→ What the task asks
Give the count of lines that include the string "structured". Add nothing to it.

→ Data
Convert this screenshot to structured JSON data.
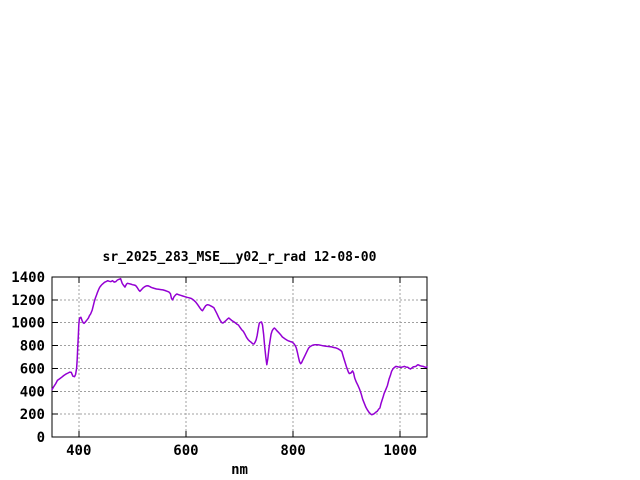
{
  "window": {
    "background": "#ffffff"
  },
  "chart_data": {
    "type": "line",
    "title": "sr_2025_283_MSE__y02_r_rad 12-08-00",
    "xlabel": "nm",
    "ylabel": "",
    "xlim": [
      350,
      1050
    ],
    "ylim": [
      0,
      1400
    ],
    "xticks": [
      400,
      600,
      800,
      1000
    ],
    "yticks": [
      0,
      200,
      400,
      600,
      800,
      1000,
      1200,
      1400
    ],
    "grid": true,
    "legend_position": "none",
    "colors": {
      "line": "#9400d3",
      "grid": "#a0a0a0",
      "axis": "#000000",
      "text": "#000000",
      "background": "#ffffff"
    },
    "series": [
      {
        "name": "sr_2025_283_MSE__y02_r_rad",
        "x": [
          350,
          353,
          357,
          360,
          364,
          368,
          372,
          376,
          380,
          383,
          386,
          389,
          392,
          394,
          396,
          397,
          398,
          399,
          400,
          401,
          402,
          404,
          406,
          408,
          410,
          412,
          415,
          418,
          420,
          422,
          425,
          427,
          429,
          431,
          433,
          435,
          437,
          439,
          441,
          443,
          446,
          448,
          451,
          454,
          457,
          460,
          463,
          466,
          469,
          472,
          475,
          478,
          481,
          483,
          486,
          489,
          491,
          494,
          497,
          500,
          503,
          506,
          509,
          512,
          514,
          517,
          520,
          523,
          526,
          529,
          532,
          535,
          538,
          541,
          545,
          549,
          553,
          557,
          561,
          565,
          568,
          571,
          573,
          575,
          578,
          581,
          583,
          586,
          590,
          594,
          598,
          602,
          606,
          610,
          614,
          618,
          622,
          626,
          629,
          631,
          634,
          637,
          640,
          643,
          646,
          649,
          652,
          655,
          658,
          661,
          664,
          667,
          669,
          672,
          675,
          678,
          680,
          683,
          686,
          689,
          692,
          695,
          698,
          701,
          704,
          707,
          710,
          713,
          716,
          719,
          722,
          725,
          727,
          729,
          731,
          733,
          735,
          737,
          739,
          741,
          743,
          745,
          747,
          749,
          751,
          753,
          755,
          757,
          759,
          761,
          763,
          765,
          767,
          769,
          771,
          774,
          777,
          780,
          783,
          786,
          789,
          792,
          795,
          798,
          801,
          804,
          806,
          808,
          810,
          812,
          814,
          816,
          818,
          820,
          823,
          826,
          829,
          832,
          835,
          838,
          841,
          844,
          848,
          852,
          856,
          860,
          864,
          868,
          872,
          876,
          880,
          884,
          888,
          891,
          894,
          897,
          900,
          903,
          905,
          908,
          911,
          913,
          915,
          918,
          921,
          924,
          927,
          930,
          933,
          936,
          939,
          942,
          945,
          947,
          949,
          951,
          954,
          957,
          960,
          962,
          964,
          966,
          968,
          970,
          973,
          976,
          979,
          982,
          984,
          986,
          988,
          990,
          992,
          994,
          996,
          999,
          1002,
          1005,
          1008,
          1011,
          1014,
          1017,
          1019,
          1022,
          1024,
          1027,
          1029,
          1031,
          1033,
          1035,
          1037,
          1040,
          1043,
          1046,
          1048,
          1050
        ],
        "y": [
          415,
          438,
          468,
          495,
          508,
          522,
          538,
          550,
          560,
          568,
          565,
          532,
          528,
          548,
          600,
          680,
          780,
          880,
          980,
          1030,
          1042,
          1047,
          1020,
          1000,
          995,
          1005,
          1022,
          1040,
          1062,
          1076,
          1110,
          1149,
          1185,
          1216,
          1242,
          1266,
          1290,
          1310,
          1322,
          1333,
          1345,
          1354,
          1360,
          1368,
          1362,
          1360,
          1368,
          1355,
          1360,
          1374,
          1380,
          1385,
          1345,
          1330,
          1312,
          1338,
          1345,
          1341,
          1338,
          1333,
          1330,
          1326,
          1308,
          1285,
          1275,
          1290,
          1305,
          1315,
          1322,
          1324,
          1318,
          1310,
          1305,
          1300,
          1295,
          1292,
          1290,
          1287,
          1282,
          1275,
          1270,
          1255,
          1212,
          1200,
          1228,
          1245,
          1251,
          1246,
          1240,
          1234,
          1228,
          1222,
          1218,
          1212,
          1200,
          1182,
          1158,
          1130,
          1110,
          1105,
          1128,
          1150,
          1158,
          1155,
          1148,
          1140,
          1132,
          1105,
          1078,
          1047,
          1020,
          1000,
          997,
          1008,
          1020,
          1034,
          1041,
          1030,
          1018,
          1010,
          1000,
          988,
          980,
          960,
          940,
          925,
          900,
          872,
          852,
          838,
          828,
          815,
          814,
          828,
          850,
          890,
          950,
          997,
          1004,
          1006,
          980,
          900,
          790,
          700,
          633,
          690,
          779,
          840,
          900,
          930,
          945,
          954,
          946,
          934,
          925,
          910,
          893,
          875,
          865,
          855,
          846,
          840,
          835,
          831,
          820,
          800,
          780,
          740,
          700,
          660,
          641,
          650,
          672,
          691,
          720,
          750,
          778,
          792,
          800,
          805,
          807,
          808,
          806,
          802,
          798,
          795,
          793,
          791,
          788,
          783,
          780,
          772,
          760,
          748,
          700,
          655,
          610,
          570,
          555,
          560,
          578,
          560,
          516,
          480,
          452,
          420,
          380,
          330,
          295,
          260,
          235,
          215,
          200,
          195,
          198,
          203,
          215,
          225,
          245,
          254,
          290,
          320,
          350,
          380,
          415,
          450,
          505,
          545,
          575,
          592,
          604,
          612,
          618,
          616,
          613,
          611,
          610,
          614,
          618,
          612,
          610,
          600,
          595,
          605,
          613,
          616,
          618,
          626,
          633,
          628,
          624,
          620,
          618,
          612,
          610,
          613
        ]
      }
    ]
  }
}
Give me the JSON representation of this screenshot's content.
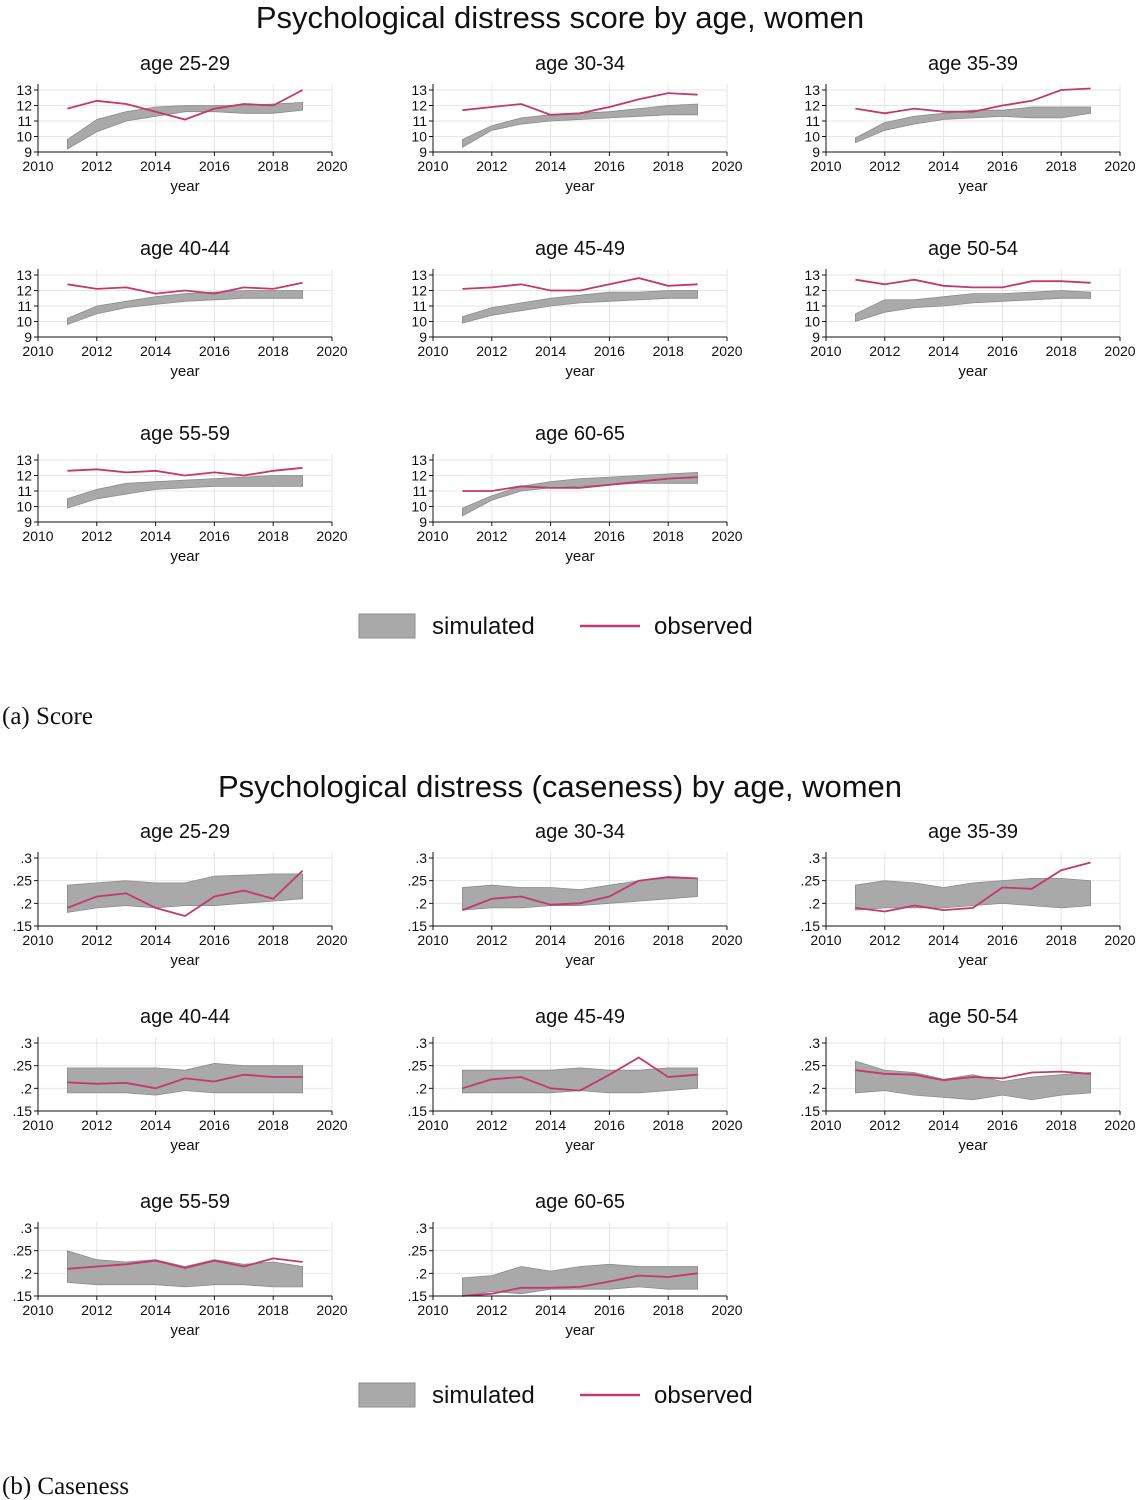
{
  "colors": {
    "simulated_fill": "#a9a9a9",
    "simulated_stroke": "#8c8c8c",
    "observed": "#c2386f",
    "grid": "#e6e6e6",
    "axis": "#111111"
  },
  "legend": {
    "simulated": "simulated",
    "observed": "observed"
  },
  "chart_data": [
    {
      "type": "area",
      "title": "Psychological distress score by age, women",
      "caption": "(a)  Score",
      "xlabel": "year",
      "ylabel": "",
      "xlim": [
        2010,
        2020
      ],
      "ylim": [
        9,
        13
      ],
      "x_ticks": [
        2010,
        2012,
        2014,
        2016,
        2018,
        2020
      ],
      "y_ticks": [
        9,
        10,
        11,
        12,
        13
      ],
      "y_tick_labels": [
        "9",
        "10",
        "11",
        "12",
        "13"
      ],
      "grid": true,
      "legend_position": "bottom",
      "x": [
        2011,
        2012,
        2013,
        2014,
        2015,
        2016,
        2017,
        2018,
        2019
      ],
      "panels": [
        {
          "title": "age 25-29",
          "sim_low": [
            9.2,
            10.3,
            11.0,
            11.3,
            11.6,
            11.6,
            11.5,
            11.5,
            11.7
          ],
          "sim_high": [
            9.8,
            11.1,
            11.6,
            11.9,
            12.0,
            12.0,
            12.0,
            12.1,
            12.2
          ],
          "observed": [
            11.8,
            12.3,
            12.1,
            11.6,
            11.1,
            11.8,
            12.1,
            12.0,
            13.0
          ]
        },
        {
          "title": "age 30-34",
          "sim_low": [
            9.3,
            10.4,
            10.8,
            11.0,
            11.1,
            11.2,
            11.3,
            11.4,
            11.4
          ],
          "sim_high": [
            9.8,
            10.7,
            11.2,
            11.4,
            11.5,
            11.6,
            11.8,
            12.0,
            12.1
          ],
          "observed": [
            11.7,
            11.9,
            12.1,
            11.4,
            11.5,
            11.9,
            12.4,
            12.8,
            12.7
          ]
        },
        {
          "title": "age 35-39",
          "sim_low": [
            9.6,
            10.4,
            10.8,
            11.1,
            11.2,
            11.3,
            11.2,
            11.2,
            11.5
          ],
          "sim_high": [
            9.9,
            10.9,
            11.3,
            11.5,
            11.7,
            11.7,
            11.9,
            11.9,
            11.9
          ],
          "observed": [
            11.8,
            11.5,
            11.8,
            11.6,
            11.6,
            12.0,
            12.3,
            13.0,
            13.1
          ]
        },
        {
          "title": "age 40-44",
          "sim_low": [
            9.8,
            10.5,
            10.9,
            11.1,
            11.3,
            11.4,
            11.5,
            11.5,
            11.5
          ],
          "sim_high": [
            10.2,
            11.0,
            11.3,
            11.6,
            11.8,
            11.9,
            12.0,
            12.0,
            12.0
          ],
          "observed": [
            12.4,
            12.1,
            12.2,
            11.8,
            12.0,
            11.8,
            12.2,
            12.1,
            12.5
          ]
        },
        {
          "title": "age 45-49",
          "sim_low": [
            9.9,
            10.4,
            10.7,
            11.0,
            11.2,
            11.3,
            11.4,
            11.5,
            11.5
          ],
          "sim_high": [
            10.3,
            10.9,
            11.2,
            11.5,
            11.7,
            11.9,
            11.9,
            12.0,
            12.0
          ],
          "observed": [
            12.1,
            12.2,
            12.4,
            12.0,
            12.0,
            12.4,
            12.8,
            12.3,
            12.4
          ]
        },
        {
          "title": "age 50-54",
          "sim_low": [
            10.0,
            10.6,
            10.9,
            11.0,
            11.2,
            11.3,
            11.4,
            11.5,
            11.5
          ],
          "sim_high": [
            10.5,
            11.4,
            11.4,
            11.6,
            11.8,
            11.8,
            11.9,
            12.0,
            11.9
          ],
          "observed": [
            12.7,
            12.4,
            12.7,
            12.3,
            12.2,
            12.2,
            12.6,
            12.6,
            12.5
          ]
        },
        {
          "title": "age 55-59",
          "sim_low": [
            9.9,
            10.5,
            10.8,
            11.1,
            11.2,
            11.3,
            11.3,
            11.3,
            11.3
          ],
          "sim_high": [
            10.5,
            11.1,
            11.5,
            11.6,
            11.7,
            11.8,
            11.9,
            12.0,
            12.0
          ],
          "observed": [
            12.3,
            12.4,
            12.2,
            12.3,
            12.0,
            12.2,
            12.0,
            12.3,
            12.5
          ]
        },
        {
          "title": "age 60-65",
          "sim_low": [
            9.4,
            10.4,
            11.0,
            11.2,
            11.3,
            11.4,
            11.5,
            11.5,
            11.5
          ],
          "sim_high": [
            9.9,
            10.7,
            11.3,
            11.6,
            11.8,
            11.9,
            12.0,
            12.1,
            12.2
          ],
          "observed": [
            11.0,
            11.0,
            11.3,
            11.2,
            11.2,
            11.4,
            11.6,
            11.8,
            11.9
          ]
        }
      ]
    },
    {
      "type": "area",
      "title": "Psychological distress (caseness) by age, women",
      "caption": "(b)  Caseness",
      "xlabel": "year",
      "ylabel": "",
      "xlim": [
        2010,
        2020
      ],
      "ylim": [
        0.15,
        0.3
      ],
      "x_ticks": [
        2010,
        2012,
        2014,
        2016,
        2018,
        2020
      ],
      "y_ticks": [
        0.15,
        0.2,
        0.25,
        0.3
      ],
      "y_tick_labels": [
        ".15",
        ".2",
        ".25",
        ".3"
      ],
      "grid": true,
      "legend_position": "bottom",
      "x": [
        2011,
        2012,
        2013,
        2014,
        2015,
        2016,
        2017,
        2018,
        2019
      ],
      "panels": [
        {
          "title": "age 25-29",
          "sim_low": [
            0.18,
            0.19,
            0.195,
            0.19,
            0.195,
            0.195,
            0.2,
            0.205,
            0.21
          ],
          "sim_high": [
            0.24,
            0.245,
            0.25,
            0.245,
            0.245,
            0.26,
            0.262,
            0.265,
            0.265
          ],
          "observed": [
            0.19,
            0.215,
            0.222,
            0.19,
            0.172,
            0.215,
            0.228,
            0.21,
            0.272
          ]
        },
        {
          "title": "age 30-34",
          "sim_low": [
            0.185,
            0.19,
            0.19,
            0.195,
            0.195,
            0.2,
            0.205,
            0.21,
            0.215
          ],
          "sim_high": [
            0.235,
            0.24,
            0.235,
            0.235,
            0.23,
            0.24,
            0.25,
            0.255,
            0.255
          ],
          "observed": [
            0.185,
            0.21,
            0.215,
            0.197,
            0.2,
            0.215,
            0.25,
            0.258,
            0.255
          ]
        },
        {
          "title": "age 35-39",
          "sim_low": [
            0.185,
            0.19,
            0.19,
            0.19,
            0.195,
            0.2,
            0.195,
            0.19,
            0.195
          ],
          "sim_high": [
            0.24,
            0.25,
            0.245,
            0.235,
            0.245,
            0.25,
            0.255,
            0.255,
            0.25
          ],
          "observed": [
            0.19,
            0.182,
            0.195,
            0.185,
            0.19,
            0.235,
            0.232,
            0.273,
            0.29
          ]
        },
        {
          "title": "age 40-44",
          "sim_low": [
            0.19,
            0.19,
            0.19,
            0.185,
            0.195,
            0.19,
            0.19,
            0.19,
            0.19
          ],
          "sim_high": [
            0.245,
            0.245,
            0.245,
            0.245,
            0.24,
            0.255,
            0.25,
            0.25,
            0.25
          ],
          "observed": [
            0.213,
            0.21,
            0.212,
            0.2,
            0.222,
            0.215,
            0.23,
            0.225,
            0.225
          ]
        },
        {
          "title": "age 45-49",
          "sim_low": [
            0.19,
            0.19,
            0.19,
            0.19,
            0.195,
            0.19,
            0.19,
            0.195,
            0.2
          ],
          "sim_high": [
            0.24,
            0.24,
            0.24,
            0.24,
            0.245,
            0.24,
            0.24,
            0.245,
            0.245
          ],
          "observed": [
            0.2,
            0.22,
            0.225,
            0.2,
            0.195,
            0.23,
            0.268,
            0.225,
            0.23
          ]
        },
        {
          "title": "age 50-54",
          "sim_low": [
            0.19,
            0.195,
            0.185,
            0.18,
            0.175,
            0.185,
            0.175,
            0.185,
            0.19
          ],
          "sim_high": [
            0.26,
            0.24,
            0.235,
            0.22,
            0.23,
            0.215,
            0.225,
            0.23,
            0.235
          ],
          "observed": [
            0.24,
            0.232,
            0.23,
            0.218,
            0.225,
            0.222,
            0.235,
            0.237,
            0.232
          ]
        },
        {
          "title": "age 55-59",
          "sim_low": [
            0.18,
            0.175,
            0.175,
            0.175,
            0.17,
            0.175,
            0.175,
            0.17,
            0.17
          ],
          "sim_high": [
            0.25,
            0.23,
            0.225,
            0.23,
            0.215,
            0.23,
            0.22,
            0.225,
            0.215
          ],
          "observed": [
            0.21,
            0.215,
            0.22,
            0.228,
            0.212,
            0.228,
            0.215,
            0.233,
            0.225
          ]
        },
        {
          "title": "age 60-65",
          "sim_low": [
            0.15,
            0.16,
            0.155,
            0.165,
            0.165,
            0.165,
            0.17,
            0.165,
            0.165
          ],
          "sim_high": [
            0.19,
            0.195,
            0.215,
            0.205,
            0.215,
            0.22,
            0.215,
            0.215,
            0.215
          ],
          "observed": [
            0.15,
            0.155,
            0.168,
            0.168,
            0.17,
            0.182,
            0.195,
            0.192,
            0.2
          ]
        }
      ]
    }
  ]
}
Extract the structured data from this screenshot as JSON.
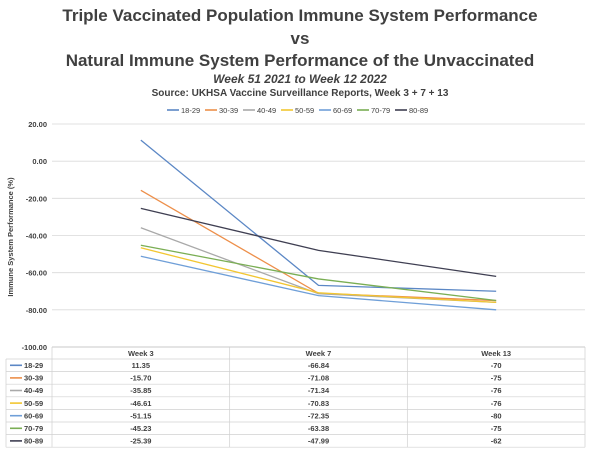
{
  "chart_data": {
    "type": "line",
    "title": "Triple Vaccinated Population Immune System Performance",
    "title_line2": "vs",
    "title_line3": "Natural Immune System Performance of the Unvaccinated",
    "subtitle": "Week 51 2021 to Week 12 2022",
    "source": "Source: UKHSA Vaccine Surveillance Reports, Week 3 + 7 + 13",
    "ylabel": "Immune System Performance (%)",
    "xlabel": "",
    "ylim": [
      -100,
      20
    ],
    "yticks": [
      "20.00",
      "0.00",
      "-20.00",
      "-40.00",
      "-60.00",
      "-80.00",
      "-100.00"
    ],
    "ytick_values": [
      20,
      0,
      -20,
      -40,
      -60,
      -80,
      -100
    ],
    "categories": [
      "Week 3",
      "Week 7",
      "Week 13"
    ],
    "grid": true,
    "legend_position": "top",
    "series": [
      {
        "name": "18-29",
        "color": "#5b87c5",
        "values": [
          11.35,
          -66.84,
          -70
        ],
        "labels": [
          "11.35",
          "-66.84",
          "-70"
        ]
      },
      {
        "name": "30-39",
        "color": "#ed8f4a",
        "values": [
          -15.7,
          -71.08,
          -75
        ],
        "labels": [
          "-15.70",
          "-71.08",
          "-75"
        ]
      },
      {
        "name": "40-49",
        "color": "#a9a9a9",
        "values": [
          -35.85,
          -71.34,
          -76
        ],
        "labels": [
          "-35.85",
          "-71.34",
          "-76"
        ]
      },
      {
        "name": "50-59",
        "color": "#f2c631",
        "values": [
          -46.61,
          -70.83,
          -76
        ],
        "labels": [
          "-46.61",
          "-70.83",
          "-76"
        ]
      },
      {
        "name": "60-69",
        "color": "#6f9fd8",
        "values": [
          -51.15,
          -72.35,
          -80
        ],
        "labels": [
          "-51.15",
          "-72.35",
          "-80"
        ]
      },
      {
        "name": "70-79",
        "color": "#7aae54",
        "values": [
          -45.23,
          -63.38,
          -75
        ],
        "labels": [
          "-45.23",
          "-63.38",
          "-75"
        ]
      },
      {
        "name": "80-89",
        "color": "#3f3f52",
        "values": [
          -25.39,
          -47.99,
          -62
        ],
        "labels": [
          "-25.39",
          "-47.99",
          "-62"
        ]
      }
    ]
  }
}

→ Exercise result
2